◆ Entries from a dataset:
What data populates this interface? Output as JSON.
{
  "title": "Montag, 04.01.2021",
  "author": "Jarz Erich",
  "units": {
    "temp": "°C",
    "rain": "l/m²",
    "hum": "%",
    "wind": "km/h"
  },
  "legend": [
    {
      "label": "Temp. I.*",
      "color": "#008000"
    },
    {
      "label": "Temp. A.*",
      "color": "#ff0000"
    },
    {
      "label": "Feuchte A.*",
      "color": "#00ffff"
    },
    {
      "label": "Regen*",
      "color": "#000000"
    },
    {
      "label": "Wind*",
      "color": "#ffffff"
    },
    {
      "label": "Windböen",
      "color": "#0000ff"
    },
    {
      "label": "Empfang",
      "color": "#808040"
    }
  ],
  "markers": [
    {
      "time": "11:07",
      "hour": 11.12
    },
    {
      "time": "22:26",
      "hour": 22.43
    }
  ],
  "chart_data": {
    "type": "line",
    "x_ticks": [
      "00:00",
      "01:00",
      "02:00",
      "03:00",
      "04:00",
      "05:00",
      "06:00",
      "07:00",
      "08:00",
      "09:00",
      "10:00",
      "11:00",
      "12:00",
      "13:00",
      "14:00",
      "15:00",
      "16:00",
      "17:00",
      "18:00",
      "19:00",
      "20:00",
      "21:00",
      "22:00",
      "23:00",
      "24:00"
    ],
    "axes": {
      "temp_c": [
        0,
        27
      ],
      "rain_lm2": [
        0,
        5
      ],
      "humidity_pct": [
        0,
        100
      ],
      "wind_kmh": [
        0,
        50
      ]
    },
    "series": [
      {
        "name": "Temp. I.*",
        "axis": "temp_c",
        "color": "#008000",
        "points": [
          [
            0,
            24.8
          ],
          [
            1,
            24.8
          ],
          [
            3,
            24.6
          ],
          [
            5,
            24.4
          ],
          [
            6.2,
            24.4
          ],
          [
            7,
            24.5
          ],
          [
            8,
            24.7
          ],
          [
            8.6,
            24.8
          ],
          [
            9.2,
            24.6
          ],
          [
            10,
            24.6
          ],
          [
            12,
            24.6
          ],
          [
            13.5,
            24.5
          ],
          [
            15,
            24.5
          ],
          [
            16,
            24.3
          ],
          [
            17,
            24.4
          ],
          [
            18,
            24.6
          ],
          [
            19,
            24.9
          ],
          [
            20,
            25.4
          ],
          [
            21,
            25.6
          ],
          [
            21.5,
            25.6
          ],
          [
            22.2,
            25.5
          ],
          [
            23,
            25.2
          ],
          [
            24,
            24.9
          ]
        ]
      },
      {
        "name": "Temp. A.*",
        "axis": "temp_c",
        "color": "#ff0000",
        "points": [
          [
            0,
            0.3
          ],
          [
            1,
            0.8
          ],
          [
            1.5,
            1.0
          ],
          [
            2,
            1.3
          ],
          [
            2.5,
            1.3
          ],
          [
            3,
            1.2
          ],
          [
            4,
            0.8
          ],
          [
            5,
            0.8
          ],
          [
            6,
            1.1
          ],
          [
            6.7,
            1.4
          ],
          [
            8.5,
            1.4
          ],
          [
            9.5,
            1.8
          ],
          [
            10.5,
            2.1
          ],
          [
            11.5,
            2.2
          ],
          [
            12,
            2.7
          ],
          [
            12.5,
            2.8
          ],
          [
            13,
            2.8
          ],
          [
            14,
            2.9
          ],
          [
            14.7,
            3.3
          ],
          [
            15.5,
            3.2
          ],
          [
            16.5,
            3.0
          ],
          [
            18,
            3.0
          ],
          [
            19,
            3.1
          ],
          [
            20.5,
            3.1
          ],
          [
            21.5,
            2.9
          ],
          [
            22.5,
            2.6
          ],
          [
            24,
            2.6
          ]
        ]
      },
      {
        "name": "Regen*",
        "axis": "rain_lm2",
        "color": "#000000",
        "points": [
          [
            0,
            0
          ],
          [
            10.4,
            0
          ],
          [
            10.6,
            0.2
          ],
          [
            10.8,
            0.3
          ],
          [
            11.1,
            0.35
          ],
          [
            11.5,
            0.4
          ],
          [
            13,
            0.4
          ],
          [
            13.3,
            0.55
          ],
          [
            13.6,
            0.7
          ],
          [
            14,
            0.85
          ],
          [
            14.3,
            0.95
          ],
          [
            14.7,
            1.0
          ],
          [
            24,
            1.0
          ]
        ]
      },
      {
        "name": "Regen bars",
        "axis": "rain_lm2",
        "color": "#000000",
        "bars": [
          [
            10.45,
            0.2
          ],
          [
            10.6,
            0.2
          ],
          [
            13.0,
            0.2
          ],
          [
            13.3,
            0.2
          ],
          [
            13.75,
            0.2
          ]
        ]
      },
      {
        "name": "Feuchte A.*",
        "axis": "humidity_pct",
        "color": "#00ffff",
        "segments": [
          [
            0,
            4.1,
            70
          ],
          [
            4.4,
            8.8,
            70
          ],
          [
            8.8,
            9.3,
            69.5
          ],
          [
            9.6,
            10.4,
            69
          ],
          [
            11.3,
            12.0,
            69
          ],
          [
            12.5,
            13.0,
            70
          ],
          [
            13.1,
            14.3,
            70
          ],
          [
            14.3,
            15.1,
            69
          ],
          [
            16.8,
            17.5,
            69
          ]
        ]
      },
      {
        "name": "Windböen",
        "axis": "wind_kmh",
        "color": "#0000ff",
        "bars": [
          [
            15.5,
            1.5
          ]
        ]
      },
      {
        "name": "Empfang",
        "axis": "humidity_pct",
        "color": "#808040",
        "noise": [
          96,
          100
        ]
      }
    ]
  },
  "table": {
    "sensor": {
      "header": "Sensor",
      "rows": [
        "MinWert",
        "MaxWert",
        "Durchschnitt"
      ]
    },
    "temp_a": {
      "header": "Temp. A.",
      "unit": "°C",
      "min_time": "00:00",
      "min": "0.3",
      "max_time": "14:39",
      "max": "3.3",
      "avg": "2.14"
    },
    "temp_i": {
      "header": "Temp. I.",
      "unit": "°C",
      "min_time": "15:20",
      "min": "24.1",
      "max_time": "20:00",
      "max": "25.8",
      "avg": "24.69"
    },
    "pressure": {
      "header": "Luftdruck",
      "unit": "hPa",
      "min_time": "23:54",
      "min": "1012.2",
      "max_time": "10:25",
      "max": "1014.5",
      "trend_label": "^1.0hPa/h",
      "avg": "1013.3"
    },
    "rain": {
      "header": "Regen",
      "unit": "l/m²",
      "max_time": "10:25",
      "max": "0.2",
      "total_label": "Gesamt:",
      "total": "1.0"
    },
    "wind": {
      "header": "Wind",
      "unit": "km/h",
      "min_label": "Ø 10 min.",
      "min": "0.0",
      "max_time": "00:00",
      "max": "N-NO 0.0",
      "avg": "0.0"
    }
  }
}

◆ Exercise instructions: Print every record above exactly as written.

◆ Exercise answer:
What data populates this interface? Output as JSON.
{
  "title": "Montag, 04.01.2021",
  "author": "Jarz Erich",
  "units": {
    "temp": "°C",
    "rain": "l/m²",
    "hum": "%",
    "wind": "km/h"
  },
  "legend": [
    {
      "label": "Temp. I.*",
      "color": "#008000"
    },
    {
      "label": "Temp. A.*",
      "color": "#ff0000"
    },
    {
      "label": "Feuchte A.*",
      "color": "#00ffff"
    },
    {
      "label": "Regen*",
      "color": "#000000"
    },
    {
      "label": "Wind*",
      "color": "#ffffff"
    },
    {
      "label": "Windböen",
      "color": "#0000ff"
    },
    {
      "label": "Empfang",
      "color": "#808040"
    }
  ],
  "markers": [
    {
      "time": "11:07",
      "hour": 11.12
    },
    {
      "time": "22:26",
      "hour": 22.43
    }
  ],
  "chart_data": {
    "type": "line",
    "x_ticks": [
      "00:00",
      "01:00",
      "02:00",
      "03:00",
      "04:00",
      "05:00",
      "06:00",
      "07:00",
      "08:00",
      "09:00",
      "10:00",
      "11:00",
      "12:00",
      "13:00",
      "14:00",
      "15:00",
      "16:00",
      "17:00",
      "18:00",
      "19:00",
      "20:00",
      "21:00",
      "22:00",
      "23:00",
      "24:00"
    ],
    "axes": {
      "temp_c": [
        0,
        27
      ],
      "rain_lm2": [
        0,
        5
      ],
      "humidity_pct": [
        0,
        100
      ],
      "wind_kmh": [
        0,
        50
      ]
    },
    "series": [
      {
        "name": "Temp. I.*",
        "axis": "temp_c",
        "color": "#008000",
        "points": [
          [
            0,
            24.8
          ],
          [
            1,
            24.8
          ],
          [
            3,
            24.6
          ],
          [
            5,
            24.4
          ],
          [
            6.2,
            24.4
          ],
          [
            7,
            24.5
          ],
          [
            8,
            24.7
          ],
          [
            8.6,
            24.8
          ],
          [
            9.2,
            24.6
          ],
          [
            10,
            24.6
          ],
          [
            12,
            24.6
          ],
          [
            13.5,
            24.5
          ],
          [
            15,
            24.5
          ],
          [
            16,
            24.3
          ],
          [
            17,
            24.4
          ],
          [
            18,
            24.6
          ],
          [
            19,
            24.9
          ],
          [
            20,
            25.4
          ],
          [
            21,
            25.6
          ],
          [
            21.5,
            25.6
          ],
          [
            22.2,
            25.5
          ],
          [
            23,
            25.2
          ],
          [
            24,
            24.9
          ]
        ]
      },
      {
        "name": "Temp. A.*",
        "axis": "temp_c",
        "color": "#ff0000",
        "points": [
          [
            0,
            0.3
          ],
          [
            1,
            0.8
          ],
          [
            1.5,
            1.0
          ],
          [
            2,
            1.3
          ],
          [
            2.5,
            1.3
          ],
          [
            3,
            1.2
          ],
          [
            4,
            0.8
          ],
          [
            5,
            0.8
          ],
          [
            6,
            1.1
          ],
          [
            6.7,
            1.4
          ],
          [
            8.5,
            1.4
          ],
          [
            9.5,
            1.8
          ],
          [
            10.5,
            2.1
          ],
          [
            11.5,
            2.2
          ],
          [
            12,
            2.7
          ],
          [
            12.5,
            2.8
          ],
          [
            13,
            2.8
          ],
          [
            14,
            2.9
          ],
          [
            14.7,
            3.3
          ],
          [
            15.5,
            3.2
          ],
          [
            16.5,
            3.0
          ],
          [
            18,
            3.0
          ],
          [
            19,
            3.1
          ],
          [
            20.5,
            3.1
          ],
          [
            21.5,
            2.9
          ],
          [
            22.5,
            2.6
          ],
          [
            24,
            2.6
          ]
        ]
      },
      {
        "name": "Regen*",
        "axis": "rain_lm2",
        "color": "#000000",
        "points": [
          [
            0,
            0
          ],
          [
            10.4,
            0
          ],
          [
            10.6,
            0.2
          ],
          [
            10.8,
            0.3
          ],
          [
            11.1,
            0.35
          ],
          [
            11.5,
            0.4
          ],
          [
            13,
            0.4
          ],
          [
            13.3,
            0.55
          ],
          [
            13.6,
            0.7
          ],
          [
            14,
            0.85
          ],
          [
            14.3,
            0.95
          ],
          [
            14.7,
            1.0
          ],
          [
            24,
            1.0
          ]
        ]
      },
      {
        "name": "Regen bars",
        "axis": "rain_lm2",
        "color": "#000000",
        "bars": [
          [
            10.45,
            0.2
          ],
          [
            10.6,
            0.2
          ],
          [
            13.0,
            0.2
          ],
          [
            13.3,
            0.2
          ],
          [
            13.75,
            0.2
          ]
        ]
      },
      {
        "name": "Feuchte A.*",
        "axis": "humidity_pct",
        "color": "#00ffff",
        "segments": [
          [
            0,
            4.1,
            70
          ],
          [
            4.4,
            8.8,
            70
          ],
          [
            8.8,
            9.3,
            69.5
          ],
          [
            9.6,
            10.4,
            69
          ],
          [
            11.3,
            12.0,
            69
          ],
          [
            12.5,
            13.0,
            70
          ],
          [
            13.1,
            14.3,
            70
          ],
          [
            14.3,
            15.1,
            69
          ],
          [
            16.8,
            17.5,
            69
          ]
        ]
      },
      {
        "name": "Windböen",
        "axis": "wind_kmh",
        "color": "#0000ff",
        "bars": [
          [
            15.5,
            1.5
          ]
        ]
      },
      {
        "name": "Empfang",
        "axis": "humidity_pct",
        "color": "#808040",
        "noise": [
          96,
          100
        ]
      }
    ]
  },
  "table": {
    "sensor": {
      "header": "Sensor",
      "rows": [
        "MinWert",
        "MaxWert",
        "Durchschnitt"
      ]
    },
    "temp_a": {
      "header": "Temp. A.",
      "unit": "°C",
      "min_time": "00:00",
      "min": "0.3",
      "max_time": "14:39",
      "max": "3.3",
      "avg": "2.14"
    },
    "temp_i": {
      "header": "Temp. I.",
      "unit": "°C",
      "min_time": "15:20",
      "min": "24.1",
      "max_time": "20:00",
      "max": "25.8",
      "avg": "24.69"
    },
    "pressure": {
      "header": "Luftdruck",
      "unit": "hPa",
      "min_time": "23:54",
      "min": "1012.2",
      "max_time": "10:25",
      "max": "1014.5",
      "trend_label": "^1.0hPa/h",
      "avg": "1013.3"
    },
    "rain": {
      "header": "Regen",
      "unit": "l/m²",
      "max_time": "10:25",
      "max": "0.2",
      "total_label": "Gesamt:",
      "total": "1.0"
    },
    "wind": {
      "header": "Wind",
      "unit": "km/h",
      "min_label": "Ø 10 min.",
      "min": "0.0",
      "max_time": "00:00",
      "max": "N-NO 0.0",
      "avg": "0.0"
    }
  }
}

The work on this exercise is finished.